>> Begin

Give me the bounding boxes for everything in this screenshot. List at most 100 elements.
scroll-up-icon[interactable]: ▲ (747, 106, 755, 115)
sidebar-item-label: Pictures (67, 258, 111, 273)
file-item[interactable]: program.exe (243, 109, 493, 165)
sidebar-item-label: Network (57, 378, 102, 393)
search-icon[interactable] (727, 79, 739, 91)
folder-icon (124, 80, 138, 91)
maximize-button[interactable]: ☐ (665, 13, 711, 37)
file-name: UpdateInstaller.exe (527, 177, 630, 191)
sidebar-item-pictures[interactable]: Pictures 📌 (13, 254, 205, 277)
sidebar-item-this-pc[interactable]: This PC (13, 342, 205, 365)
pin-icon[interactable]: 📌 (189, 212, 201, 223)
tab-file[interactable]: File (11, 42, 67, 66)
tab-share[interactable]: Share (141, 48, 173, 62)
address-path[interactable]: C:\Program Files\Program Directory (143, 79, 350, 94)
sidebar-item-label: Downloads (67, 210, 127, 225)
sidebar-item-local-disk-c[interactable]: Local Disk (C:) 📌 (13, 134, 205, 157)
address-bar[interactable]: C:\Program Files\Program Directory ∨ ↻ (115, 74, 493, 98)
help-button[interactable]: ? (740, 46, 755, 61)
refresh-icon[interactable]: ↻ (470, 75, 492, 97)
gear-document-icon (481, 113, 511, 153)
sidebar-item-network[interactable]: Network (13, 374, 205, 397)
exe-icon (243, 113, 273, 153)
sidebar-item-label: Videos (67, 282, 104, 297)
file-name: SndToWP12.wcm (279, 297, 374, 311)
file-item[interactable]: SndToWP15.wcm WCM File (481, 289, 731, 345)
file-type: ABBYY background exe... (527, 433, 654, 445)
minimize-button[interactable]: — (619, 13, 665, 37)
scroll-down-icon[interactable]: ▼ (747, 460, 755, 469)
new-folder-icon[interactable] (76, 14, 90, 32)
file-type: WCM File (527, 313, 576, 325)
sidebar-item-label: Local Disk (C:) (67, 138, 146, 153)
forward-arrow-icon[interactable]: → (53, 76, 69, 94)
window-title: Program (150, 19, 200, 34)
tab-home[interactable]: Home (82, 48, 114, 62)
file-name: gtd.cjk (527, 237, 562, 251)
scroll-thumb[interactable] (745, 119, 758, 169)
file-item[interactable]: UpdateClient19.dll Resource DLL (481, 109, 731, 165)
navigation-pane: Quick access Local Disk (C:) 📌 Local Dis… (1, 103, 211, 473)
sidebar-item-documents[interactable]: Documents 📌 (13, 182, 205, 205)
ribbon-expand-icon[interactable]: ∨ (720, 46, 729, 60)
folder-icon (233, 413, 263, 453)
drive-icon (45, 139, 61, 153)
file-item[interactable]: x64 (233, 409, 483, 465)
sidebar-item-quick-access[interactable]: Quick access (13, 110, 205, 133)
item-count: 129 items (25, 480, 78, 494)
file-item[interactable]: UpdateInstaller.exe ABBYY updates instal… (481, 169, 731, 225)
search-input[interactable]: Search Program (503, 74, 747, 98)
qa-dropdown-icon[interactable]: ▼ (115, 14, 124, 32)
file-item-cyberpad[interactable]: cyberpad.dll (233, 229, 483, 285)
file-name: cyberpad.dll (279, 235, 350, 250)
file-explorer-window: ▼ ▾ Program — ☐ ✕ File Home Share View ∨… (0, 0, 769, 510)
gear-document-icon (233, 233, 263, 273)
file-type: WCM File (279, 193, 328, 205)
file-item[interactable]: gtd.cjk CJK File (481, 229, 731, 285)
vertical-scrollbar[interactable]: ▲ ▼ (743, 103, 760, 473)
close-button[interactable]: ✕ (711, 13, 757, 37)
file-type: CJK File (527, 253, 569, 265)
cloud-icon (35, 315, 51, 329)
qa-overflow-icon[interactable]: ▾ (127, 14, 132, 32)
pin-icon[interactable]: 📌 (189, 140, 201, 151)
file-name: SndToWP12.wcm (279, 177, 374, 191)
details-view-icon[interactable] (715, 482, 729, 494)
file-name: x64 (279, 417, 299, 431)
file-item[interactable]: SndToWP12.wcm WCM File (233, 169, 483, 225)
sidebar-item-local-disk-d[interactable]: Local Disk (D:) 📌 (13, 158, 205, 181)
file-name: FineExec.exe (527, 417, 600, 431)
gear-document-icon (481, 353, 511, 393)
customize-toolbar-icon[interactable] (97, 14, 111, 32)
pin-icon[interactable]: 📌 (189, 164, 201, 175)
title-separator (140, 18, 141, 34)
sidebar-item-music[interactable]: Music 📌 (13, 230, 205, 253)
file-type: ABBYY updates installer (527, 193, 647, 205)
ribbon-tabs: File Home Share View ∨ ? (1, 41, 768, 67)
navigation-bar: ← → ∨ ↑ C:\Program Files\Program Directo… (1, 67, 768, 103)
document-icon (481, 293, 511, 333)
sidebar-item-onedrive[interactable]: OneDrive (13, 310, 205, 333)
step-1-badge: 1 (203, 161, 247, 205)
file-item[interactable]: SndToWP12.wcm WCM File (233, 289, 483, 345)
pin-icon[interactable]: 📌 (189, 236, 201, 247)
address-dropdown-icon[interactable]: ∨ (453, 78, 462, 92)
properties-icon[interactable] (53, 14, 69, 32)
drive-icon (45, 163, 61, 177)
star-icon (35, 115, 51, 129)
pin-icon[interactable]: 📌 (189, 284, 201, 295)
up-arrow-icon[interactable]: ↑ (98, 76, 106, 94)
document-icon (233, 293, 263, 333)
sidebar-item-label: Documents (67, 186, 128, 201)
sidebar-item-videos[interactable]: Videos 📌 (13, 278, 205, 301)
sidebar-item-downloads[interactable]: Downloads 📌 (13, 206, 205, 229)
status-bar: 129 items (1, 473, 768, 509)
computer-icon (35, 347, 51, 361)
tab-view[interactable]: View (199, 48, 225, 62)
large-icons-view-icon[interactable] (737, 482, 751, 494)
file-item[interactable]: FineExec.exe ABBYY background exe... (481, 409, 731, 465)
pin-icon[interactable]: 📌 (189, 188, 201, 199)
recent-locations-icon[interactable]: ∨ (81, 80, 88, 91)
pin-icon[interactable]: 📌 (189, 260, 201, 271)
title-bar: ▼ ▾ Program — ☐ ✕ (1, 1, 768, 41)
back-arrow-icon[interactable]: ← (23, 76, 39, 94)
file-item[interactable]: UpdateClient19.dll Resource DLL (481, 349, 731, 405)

>> End

→ **To be done**:
Pull out each line of the listing above that contains the word "Home".

→ **Solution to this task**:
tab-home[interactable]: Home (82, 48, 114, 62)
file-explorer-window: ▼ ▾ Program — ☐ ✕ File Home Share View ∨… (0, 0, 769, 510)
ribbon-tabs: File Home Share View ∨ ? (1, 41, 768, 67)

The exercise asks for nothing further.